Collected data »
———

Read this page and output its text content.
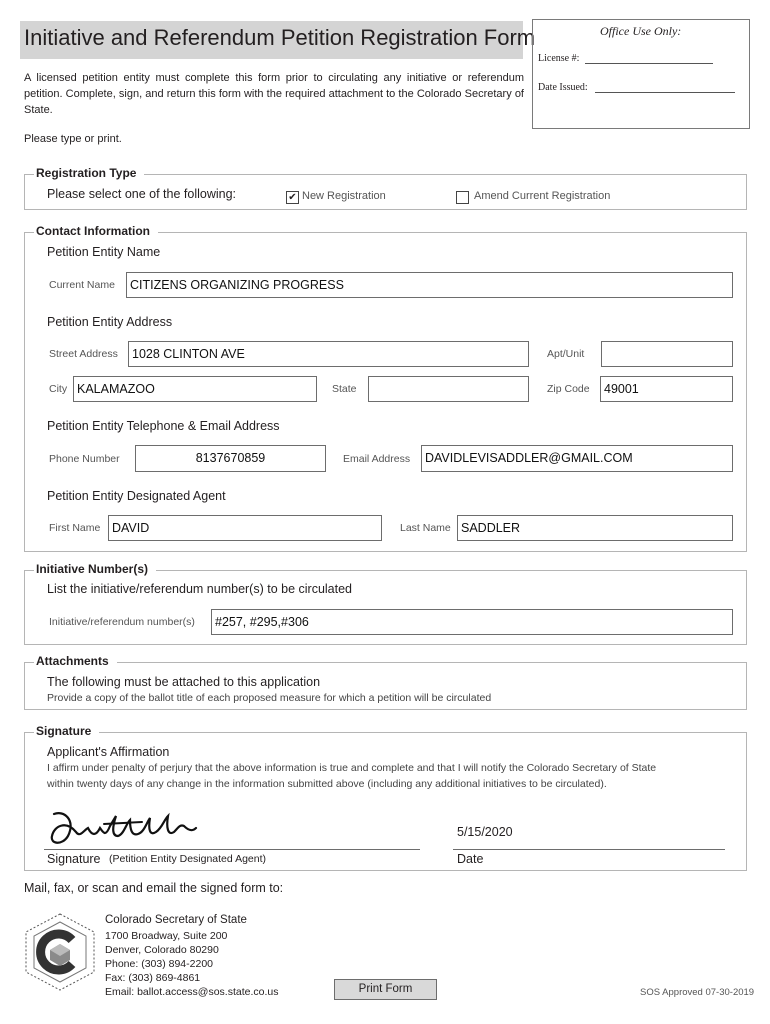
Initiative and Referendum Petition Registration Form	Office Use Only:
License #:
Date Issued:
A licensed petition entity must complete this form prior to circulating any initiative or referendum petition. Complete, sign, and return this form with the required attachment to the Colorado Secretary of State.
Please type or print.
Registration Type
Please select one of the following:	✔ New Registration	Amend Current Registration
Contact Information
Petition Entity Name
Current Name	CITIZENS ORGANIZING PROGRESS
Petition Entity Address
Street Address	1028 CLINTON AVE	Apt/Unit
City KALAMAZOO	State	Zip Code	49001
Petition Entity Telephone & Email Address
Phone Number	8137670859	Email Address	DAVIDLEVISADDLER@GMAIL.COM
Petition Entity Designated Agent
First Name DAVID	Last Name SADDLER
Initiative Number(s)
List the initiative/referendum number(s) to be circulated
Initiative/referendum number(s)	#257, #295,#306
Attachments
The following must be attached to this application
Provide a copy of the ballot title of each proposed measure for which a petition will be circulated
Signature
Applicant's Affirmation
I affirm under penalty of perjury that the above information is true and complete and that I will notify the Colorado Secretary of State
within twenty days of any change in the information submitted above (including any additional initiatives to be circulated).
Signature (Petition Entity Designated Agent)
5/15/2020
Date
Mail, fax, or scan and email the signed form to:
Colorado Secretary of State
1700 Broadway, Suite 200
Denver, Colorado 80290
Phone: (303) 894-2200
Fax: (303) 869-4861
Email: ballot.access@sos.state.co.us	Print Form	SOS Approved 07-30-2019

———

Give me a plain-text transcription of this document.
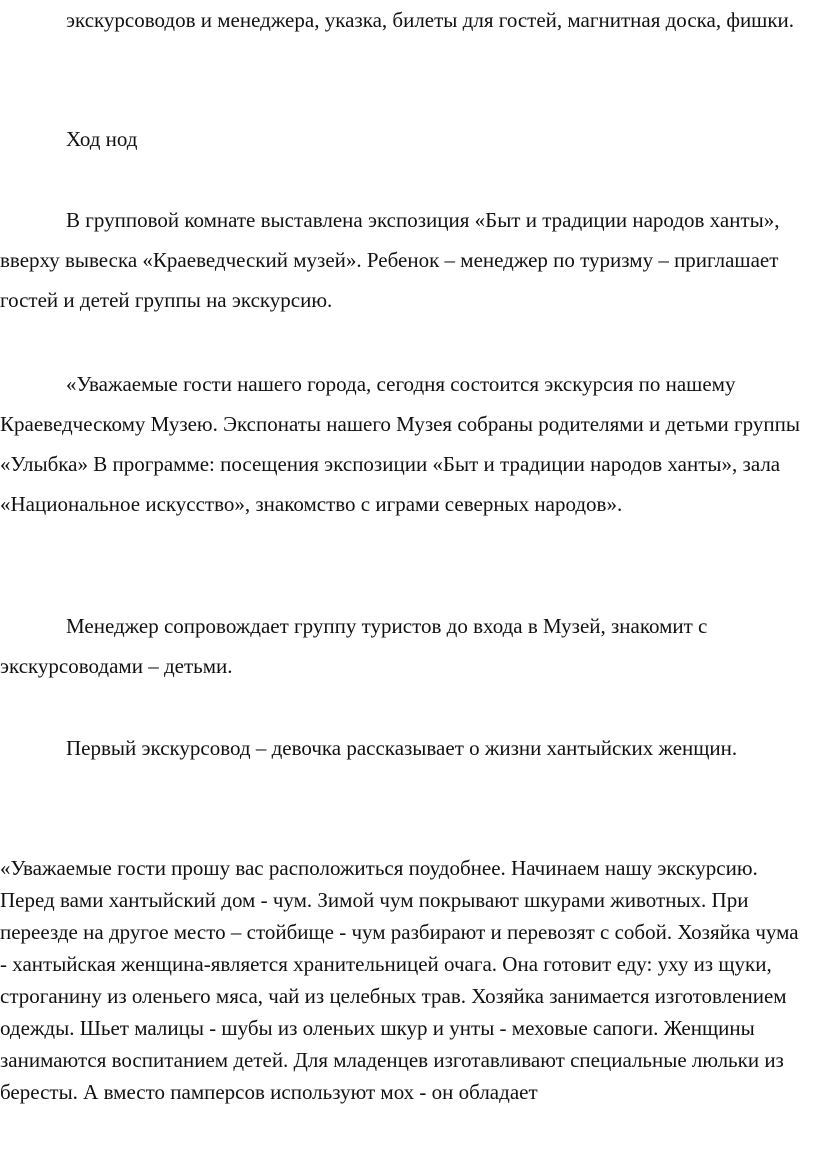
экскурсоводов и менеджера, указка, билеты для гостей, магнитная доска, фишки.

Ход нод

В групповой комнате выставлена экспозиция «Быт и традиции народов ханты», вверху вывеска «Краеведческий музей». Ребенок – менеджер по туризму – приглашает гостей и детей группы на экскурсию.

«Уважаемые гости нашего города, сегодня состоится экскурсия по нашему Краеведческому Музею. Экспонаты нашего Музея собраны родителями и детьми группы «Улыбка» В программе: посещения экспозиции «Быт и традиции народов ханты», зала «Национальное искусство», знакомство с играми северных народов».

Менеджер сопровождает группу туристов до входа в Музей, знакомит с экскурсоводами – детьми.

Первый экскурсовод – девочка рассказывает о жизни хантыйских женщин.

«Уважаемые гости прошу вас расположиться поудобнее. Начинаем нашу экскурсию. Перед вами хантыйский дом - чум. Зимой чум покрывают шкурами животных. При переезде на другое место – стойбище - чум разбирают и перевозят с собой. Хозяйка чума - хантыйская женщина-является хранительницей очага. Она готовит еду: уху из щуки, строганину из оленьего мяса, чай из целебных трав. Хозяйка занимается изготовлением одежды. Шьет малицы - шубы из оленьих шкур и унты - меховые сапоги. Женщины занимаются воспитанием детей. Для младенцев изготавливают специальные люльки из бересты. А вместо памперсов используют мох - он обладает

———

Written exercise » Wherever the string "must" appears in the entries above, list that line.

Result of the task »
A licensed petition entity must complete this form prior to circulating any initiative or referendum petition. Complete, sign, and return this form with the required attachment to the Colorado Secretary of State.
The following must be attached to this application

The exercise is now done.